_Job_: Each line of the listing that contains the word "this" is to be copied.

_Working data_:
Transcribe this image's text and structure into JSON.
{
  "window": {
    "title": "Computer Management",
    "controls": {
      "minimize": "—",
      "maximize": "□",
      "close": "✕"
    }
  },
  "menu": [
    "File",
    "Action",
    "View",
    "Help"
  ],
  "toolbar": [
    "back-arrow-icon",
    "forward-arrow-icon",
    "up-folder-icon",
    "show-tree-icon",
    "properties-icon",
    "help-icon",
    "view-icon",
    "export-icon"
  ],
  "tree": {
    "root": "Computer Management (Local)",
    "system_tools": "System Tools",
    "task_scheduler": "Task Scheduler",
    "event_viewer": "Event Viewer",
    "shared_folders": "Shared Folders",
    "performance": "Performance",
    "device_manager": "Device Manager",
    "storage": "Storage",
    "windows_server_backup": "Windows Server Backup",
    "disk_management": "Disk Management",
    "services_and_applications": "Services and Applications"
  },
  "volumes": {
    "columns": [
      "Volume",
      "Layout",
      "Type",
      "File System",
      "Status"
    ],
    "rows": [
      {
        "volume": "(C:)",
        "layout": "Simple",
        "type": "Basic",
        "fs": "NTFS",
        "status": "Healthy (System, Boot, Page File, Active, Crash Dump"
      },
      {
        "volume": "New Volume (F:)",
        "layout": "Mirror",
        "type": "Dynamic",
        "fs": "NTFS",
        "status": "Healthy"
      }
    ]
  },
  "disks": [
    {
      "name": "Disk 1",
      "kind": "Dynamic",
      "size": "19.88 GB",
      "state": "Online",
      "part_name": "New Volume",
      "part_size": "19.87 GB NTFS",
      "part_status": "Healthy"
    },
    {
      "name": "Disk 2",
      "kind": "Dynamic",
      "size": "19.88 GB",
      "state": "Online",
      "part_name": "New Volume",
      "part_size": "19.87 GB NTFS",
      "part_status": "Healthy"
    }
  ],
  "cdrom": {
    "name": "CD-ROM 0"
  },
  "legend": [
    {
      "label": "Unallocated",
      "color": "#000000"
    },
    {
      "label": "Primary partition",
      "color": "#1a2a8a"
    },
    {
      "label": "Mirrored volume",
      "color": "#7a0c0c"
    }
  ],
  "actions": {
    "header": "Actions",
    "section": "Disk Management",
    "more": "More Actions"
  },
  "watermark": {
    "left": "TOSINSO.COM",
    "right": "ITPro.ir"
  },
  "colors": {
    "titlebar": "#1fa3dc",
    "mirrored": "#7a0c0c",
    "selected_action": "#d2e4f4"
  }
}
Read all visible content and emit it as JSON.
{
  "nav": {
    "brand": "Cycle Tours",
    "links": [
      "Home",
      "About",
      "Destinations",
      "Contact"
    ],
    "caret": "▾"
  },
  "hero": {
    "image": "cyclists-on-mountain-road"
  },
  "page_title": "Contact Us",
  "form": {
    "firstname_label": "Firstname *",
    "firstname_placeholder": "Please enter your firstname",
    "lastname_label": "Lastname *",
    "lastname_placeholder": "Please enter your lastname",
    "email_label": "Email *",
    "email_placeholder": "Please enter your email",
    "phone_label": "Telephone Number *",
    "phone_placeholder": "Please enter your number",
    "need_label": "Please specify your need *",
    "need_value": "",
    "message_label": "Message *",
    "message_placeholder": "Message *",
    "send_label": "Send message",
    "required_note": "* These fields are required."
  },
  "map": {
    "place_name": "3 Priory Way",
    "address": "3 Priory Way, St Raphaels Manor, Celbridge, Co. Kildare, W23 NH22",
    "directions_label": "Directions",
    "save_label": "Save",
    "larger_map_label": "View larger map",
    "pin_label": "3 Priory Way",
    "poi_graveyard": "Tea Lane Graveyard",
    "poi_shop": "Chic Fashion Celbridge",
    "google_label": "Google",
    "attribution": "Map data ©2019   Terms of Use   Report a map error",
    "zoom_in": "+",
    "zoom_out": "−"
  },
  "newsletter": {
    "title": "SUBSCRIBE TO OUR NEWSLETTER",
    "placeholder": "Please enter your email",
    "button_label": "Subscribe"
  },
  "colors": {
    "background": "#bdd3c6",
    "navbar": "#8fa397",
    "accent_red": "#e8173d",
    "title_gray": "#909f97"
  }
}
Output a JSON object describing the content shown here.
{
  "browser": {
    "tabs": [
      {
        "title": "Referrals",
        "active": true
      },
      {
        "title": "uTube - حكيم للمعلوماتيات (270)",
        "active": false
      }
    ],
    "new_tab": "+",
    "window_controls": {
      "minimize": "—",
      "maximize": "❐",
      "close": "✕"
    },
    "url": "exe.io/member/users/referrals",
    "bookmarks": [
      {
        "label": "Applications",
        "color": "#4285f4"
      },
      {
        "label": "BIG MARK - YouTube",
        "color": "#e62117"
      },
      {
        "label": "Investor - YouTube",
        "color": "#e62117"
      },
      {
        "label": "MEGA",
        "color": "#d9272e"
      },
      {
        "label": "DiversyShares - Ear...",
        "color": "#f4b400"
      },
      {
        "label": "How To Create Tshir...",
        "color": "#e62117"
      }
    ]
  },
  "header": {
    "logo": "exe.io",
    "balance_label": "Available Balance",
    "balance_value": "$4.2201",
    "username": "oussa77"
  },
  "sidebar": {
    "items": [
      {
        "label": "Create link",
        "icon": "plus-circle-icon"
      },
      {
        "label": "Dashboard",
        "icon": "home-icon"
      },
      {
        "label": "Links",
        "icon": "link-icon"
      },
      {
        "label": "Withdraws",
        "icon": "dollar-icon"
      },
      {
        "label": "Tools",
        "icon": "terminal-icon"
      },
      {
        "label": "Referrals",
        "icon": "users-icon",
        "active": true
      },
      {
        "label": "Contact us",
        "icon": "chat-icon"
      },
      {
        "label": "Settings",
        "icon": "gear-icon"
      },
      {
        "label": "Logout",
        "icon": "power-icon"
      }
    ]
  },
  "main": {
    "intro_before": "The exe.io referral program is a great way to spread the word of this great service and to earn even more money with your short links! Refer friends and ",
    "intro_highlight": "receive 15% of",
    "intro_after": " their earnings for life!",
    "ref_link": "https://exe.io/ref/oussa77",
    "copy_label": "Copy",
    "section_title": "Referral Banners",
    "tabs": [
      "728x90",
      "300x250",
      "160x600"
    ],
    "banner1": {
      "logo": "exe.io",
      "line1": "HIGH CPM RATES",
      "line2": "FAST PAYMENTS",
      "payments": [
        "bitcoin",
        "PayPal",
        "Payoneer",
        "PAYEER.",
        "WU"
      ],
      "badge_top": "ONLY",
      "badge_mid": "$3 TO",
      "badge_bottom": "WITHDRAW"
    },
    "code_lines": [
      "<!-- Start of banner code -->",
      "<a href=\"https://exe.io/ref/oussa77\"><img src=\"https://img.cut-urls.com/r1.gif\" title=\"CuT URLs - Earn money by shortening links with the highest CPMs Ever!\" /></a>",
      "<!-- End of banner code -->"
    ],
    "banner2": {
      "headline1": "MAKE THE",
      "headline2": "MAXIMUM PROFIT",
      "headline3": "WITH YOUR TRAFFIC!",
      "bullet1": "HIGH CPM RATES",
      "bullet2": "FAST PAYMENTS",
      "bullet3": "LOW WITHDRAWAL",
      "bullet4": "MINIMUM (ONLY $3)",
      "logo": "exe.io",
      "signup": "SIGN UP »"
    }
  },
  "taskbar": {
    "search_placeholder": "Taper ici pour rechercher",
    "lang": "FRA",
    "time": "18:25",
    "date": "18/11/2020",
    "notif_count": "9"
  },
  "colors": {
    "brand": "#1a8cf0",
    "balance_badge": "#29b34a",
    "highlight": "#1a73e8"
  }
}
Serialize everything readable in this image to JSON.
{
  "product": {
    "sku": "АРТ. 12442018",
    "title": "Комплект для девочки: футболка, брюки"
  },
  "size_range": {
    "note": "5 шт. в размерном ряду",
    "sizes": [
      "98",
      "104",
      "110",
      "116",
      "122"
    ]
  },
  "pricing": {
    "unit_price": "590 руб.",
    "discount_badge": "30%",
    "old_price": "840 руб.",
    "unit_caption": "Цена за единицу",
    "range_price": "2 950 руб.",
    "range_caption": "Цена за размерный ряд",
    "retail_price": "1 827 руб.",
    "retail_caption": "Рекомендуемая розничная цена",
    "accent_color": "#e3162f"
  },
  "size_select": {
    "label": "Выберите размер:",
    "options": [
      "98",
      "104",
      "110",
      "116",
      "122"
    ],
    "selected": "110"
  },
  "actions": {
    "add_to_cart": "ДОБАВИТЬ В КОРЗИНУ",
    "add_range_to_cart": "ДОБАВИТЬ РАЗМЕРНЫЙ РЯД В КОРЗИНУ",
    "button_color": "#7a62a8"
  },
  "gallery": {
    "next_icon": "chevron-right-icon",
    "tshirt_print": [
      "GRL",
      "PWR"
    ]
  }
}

_Solution to the exercise_:
Transcribe this image's text and structure into JSON.
    "intro_before": "The exe.io referral program is a great way to spread the word of this great service and to earn even more money with your short links! Refer friends and ",
Serialize everything readable in this image to JSON.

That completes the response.